● YOUR TASK
Extract each line of the records below that contains the word "matrikulskyld".
## BEGIN RECORDED DATA
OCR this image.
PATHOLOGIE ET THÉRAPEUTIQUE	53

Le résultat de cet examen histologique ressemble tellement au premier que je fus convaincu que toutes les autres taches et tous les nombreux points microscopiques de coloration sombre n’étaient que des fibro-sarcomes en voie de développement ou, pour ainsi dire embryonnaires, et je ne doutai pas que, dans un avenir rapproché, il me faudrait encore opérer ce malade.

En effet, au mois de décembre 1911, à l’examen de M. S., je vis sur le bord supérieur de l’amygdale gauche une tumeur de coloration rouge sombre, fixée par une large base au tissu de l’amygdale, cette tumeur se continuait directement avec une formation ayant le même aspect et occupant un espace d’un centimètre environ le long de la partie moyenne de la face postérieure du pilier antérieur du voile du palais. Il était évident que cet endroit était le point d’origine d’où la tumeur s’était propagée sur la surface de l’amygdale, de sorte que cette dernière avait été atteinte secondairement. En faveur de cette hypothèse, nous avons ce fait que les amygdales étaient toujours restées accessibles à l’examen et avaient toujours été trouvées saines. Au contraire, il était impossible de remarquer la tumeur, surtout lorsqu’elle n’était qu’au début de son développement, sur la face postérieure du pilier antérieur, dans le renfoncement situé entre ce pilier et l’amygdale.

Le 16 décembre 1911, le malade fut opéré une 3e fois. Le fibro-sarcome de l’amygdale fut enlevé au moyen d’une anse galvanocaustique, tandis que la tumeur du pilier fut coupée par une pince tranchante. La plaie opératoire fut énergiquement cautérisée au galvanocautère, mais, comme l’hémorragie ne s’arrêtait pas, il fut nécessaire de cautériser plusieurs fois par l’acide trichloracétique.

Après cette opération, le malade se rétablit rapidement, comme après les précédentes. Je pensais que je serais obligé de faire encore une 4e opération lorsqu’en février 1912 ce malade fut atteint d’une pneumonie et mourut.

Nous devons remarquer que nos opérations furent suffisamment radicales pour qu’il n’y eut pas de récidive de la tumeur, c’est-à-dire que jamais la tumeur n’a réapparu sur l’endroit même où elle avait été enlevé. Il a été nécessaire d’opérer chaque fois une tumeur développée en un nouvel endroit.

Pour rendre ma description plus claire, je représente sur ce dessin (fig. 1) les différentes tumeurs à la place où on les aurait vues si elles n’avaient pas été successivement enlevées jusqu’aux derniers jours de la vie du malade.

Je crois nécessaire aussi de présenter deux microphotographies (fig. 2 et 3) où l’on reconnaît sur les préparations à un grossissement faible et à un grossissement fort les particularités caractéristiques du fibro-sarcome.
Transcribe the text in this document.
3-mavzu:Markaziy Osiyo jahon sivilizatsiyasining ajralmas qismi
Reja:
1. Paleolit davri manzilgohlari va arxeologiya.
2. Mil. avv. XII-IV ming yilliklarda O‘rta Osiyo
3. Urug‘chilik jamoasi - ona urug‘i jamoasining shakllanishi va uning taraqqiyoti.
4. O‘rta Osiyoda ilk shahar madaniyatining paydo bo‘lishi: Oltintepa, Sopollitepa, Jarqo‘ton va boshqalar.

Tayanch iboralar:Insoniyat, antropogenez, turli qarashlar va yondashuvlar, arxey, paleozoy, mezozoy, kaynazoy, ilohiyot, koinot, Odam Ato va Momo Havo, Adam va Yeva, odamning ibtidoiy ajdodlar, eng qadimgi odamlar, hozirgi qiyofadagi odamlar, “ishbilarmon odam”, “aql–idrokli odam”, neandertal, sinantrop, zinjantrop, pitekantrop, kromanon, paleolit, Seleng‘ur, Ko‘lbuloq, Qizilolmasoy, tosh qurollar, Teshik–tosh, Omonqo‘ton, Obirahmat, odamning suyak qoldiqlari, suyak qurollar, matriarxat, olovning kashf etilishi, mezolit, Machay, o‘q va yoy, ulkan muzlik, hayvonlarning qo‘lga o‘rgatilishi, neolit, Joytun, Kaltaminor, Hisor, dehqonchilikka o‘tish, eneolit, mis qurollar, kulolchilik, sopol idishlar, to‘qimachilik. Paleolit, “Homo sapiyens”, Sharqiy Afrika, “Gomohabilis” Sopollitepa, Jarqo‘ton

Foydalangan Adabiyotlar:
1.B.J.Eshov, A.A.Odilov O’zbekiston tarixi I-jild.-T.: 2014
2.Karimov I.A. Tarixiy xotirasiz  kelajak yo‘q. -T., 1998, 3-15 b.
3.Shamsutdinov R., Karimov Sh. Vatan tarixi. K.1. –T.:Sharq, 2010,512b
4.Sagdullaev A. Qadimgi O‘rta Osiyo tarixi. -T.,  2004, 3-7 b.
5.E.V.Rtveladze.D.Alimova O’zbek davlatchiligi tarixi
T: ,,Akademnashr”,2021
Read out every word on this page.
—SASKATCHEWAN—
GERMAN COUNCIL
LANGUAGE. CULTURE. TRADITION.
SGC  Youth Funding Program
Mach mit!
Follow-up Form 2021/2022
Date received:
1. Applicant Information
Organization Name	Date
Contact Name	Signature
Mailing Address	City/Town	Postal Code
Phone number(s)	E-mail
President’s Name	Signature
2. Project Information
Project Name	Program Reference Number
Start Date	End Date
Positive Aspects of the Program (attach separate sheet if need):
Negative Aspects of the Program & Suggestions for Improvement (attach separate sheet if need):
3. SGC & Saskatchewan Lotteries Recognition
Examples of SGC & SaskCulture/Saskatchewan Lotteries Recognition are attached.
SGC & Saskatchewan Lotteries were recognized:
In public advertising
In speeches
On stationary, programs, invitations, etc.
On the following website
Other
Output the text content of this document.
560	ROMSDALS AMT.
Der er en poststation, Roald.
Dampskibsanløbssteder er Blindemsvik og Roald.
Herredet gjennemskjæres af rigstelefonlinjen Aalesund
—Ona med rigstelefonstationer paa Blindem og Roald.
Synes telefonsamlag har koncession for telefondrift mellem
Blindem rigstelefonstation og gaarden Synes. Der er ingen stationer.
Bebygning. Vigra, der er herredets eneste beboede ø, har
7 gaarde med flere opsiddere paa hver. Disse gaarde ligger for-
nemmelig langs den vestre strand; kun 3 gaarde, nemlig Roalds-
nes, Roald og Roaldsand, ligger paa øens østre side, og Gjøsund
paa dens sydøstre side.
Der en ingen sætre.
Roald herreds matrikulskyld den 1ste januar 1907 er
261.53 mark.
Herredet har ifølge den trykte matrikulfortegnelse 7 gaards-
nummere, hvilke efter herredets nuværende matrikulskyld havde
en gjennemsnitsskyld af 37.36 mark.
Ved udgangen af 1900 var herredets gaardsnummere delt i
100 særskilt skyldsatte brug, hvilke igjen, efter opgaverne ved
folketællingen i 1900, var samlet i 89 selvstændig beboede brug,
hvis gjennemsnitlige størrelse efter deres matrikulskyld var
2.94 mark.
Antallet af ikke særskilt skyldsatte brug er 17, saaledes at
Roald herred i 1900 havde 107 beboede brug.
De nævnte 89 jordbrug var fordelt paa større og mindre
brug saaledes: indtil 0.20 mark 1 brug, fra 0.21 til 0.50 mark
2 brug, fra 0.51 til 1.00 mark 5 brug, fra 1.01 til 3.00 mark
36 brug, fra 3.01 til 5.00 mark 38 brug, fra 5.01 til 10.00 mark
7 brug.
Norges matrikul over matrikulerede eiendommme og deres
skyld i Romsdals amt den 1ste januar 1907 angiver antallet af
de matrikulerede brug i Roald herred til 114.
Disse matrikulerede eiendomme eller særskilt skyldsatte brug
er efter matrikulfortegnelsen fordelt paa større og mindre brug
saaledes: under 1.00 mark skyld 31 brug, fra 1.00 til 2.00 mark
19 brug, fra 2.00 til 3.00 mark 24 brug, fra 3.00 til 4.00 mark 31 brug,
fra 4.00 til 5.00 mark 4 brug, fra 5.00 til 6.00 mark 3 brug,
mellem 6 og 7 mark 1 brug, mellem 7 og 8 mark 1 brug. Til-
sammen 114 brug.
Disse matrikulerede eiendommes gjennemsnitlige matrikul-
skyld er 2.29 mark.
## END RECORDED DATA
● RESPONSE BELOW
Roald herreds matrikulskyld den 1ste januar 1907 er
nummere, hvilke efter herredets nuværende matrikulskyld havde
hvis gjennemsnitlige størrelse efter deres matrikulskyld var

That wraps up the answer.